— Begin —
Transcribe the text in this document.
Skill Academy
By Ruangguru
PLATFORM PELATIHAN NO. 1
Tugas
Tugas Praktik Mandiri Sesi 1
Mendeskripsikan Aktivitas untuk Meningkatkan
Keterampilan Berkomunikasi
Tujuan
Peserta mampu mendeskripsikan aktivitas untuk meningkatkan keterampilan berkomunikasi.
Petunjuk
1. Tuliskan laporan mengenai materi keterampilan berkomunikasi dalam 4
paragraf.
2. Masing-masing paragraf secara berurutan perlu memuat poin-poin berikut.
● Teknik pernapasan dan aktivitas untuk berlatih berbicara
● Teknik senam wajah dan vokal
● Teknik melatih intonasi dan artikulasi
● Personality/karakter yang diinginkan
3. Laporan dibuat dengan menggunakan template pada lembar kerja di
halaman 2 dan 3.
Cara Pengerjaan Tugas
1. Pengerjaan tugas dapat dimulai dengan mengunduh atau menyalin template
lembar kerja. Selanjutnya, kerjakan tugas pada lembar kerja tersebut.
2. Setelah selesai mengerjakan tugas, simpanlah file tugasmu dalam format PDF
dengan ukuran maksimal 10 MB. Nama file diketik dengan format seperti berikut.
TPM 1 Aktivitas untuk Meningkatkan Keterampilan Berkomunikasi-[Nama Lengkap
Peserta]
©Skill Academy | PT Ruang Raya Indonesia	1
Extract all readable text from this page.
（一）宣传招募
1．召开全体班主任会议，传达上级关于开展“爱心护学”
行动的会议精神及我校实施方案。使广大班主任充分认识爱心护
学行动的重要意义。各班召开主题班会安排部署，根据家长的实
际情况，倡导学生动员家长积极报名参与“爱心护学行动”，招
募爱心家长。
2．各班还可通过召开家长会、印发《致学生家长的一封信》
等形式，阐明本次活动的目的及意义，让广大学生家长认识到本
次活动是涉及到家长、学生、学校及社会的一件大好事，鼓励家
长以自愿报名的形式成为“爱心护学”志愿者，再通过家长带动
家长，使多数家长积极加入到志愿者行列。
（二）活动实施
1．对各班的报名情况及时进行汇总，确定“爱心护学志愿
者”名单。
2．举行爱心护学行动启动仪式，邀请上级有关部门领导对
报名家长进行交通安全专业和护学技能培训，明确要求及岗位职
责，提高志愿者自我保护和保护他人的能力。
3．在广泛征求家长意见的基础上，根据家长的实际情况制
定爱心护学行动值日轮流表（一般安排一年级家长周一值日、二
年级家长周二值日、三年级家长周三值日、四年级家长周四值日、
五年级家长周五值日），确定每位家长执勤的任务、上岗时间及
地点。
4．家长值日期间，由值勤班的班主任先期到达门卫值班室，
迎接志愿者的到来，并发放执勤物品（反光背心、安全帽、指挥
— End —
Stated problem: Each line of the listing above should be output exactly.

Output of the exercise:
Transcribe the text in this document.
Skill Academy
By Ruangguru
PLATFORM PELATIHAN NO. 1
Tugas
Tugas Praktik Mandiri Sesi 1
Mendeskripsikan Aktivitas untuk Meningkatkan
Keterampilan Berkomunikasi
Tujuan
Peserta mampu mendeskripsikan aktivitas untuk meningkatkan keterampilan berkomunikasi.
Petunjuk
1. Tuliskan laporan mengenai materi keterampilan berkomunikasi dalam 4
paragraf.
2. Masing-masing paragraf secara berurutan perlu memuat poin-poin berikut.
● Teknik pernapasan dan aktivitas untuk berlatih berbicara
● Teknik senam wajah dan vokal
● Teknik melatih intonasi dan artikulasi
● Personality/karakter yang diinginkan
3. Laporan dibuat dengan menggunakan template pada lembar kerja di
halaman 2 dan 3.
Cara Pengerjaan Tugas
1. Pengerjaan tugas dapat dimulai dengan mengunduh atau menyalin template
lembar kerja. Selanjutnya, kerjakan tugas pada lembar kerja tersebut.
2. Setelah selesai mengerjakan tugas, simpanlah file tugasmu dalam format PDF
dengan ukuran maksimal 10 MB. Nama file diketik dengan format seperti berikut.
TPM 1 Aktivitas untuk Meningkatkan Keterampilan Berkomunikasi-[Nama Lengkap
Peserta]
©Skill Academy | PT Ruang Raya Indonesia	1
Extract all readable text from this page.
（一）宣传招募
1．召开全体班主任会议，传达上级关于开展“爱心护学”
行动的会议精神及我校实施方案。使广大班主任充分认识爱心护
学行动的重要意义。各班召开主题班会安排部署，根据家长的实
际情况，倡导学生动员家长积极报名参与“爱心护学行动”，招
募爱心家长。
2．各班还可通过召开家长会、印发《致学生家长的一封信》
等形式，阐明本次活动的目的及意义，让广大学生家长认识到本
次活动是涉及到家长、学生、学校及社会的一件大好事，鼓励家
长以自愿报名的形式成为“爱心护学”志愿者，再通过家长带动
家长，使多数家长积极加入到志愿者行列。
（二）活动实施
1．对各班的报名情况及时进行汇总，确定“爱心护学志愿
者”名单。
2．举行爱心护学行动启动仪式，邀请上级有关部门领导对
报名家长进行交通安全专业和护学技能培训，明确要求及岗位职
责，提高志愿者自我保护和保护他人的能力。
3．在广泛征求家长意见的基础上，根据家长的实际情况制
定爱心护学行动值日轮流表（一般安排一年级家长周一值日、二
年级家长周二值日、三年级家长周三值日、四年级家长周四值日、
五年级家长周五值日），确定每位家长执勤的任务、上岗时间及
地点。
4．家长值日期间，由值勤班的班主任先期到达门卫值班室，
迎接志愿者的到来，并发放执勤物品（反光背心、安全帽、指挥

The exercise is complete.